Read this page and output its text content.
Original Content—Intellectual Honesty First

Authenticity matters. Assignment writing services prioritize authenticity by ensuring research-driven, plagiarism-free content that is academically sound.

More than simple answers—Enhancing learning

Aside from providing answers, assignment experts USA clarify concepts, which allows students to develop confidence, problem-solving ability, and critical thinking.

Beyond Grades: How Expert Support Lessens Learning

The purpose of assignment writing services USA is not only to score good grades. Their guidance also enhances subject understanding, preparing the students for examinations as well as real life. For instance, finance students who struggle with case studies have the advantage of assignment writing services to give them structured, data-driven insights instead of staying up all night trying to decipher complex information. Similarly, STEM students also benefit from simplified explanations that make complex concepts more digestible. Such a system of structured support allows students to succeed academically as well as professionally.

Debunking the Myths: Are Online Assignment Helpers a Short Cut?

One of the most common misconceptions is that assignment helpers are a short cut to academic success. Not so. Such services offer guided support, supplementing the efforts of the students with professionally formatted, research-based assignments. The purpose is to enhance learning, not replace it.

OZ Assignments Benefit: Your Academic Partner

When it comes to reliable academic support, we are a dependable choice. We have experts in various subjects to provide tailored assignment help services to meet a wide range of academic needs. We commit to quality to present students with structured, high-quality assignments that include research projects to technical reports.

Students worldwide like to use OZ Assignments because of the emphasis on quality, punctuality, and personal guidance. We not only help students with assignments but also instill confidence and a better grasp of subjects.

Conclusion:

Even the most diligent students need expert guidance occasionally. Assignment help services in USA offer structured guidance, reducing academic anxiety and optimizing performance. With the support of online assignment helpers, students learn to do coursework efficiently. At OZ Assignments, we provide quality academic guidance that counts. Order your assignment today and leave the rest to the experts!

**WHAT THE TASK ASKS**
Where a line in the material above holds "subjects", copy that line.

**RESPONSE**
When it comes to reliable academic support, we are a dependable choice. We have experts in various subjects to provide tailored assignment help services to meet a wide range of academic needs. We commit to quality to present students with structured, high-quality assignments that include research projects to technical reports.
Students worldwide like to use OZ Assignments because of the emphasis on quality, punctuality, and personal guidance. We not only help students with assignments but also instill confidence and a better grasp of subjects.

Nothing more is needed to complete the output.